* De opdracht
Wijzig "Client" in "Werkstation" in alles van het begin van het materiaal tot en met de regel met "Text: Destination Port: 1248: Destination". Geef alleen die regels opnieuw en laat de rest ongewijzigd.

**** Datasetrecords

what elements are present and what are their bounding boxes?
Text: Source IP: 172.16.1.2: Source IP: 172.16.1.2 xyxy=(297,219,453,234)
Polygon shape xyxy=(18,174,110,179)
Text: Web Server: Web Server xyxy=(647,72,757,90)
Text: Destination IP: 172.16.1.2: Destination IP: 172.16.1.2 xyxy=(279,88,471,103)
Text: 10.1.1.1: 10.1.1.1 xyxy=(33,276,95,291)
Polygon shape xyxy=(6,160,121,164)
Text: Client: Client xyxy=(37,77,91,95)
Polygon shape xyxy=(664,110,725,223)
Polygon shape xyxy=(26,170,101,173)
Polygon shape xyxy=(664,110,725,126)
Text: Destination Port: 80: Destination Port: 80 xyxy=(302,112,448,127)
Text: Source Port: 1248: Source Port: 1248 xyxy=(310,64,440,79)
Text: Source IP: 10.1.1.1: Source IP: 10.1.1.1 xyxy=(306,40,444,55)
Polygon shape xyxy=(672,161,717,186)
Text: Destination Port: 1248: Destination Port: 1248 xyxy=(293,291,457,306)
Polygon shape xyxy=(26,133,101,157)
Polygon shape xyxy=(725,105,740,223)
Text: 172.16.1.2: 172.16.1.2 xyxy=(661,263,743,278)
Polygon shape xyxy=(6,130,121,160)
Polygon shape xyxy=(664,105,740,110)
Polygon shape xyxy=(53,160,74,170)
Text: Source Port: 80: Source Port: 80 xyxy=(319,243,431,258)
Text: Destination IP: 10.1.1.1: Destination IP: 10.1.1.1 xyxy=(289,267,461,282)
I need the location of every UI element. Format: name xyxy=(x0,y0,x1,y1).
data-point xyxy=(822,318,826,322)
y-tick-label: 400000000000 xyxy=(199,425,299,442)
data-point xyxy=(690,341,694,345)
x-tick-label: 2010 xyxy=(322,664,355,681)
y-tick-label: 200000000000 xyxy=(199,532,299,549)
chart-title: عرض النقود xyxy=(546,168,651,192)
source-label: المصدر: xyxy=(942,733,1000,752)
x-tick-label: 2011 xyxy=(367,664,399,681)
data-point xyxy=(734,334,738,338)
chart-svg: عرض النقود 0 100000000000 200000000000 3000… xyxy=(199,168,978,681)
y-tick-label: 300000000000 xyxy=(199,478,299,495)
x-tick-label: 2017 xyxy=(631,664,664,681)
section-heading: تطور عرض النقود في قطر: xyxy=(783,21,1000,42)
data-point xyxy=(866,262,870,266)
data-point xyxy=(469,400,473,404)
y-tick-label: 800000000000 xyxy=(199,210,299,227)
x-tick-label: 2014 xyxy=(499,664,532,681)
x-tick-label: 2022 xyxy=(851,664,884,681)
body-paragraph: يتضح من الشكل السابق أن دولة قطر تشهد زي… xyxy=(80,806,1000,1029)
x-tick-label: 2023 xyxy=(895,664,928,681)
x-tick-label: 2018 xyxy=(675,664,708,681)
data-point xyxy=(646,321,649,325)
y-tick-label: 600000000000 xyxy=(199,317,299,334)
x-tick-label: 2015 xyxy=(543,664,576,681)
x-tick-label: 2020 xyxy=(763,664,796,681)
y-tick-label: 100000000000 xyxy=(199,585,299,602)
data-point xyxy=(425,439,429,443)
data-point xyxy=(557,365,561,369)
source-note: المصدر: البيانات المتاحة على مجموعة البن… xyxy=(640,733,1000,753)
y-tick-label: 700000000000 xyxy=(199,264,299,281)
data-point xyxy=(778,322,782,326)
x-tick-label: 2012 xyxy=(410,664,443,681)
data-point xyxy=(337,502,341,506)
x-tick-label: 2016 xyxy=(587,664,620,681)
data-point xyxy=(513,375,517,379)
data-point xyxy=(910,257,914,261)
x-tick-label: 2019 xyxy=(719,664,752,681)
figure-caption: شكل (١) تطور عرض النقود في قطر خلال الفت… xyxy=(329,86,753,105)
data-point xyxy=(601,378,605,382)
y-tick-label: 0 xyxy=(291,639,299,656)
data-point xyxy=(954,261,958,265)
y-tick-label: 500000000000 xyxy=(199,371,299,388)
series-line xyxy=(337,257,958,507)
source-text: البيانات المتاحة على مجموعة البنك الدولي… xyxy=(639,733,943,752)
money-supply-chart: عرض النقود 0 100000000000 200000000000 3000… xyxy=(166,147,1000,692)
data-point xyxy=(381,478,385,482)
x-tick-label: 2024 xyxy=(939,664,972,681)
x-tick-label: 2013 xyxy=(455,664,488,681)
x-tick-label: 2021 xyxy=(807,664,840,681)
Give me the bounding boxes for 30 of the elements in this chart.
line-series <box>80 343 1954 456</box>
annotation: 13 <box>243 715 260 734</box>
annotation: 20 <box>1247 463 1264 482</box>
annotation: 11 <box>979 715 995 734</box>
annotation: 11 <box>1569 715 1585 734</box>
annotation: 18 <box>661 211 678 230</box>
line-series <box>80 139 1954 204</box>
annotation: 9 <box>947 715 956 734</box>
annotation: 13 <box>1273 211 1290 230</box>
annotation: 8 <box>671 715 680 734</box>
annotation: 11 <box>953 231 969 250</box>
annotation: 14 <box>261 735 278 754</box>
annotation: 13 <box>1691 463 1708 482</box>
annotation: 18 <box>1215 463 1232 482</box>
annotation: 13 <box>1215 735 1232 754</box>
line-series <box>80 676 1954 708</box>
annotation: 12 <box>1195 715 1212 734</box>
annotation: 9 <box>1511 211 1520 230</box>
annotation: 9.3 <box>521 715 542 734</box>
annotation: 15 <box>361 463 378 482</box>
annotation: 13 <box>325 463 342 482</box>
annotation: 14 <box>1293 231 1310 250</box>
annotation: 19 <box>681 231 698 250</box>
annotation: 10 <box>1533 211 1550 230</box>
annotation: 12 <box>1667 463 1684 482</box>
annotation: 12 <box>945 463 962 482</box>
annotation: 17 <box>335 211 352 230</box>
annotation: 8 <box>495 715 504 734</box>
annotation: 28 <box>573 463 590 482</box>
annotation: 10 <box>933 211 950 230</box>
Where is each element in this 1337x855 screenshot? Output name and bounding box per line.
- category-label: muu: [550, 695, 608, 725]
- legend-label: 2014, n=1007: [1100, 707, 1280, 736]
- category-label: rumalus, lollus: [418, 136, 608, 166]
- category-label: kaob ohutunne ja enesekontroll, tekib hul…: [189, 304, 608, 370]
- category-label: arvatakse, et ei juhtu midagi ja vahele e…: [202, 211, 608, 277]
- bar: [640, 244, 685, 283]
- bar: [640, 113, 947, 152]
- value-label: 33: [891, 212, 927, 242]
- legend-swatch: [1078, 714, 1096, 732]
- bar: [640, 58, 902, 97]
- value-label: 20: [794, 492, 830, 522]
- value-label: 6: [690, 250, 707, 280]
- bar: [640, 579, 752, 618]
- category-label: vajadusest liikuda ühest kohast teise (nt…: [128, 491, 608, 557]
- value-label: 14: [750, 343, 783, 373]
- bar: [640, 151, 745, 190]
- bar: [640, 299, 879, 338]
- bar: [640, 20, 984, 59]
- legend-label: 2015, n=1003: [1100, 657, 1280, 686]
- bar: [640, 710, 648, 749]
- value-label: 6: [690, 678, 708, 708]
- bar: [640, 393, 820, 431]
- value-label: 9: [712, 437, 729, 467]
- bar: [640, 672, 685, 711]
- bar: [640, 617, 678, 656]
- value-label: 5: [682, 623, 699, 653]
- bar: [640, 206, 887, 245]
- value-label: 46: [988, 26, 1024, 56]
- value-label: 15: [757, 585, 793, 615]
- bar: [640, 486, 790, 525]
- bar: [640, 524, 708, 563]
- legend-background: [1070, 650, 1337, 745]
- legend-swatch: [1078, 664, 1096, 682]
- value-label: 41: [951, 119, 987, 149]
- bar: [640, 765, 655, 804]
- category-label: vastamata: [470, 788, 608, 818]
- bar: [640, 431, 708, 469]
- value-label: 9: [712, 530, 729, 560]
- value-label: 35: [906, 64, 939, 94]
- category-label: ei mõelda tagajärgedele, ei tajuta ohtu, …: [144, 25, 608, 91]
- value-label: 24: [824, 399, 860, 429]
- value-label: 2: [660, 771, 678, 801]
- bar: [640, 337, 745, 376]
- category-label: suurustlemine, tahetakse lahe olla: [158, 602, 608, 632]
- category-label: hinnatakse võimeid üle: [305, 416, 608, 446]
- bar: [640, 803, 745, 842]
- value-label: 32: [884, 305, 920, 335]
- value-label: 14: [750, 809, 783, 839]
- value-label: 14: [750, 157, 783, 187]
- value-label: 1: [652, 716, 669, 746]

********

* Uitvoer
what elements are present and what are their bounding boxes?
Text: Source IP: 172.16.1.2: Source IP: 172.16.1.2 xyxy=(297,219,453,234)
Polygon shape xyxy=(18,174,110,179)
Text: Web Server: Web Server xyxy=(647,72,757,90)
Text: Destination IP: 172.16.1.2: Destination IP: 172.16.1.2 xyxy=(279,88,471,103)
Text: 10.1.1.1: 10.1.1.1 xyxy=(33,276,95,291)
Polygon shape xyxy=(6,160,121,164)
Text: Werkstation: Werkstation xyxy=(37,77,91,95)
Polygon shape xyxy=(664,110,725,223)
Polygon shape xyxy=(26,170,101,173)
Polygon shape xyxy=(664,110,725,126)
Text: Destination Port: 80: Destination Port: 80 xyxy=(302,112,448,127)
Text: Source Port: 1248: Source Port: 1248 xyxy=(310,64,440,79)
Text: Source IP: 10.1.1.1: Source IP: 10.1.1.1 xyxy=(306,40,444,55)
Polygon shape xyxy=(672,161,717,186)
Text: Destination Port: 1248: Destination Port: 1248 xyxy=(293,291,457,306)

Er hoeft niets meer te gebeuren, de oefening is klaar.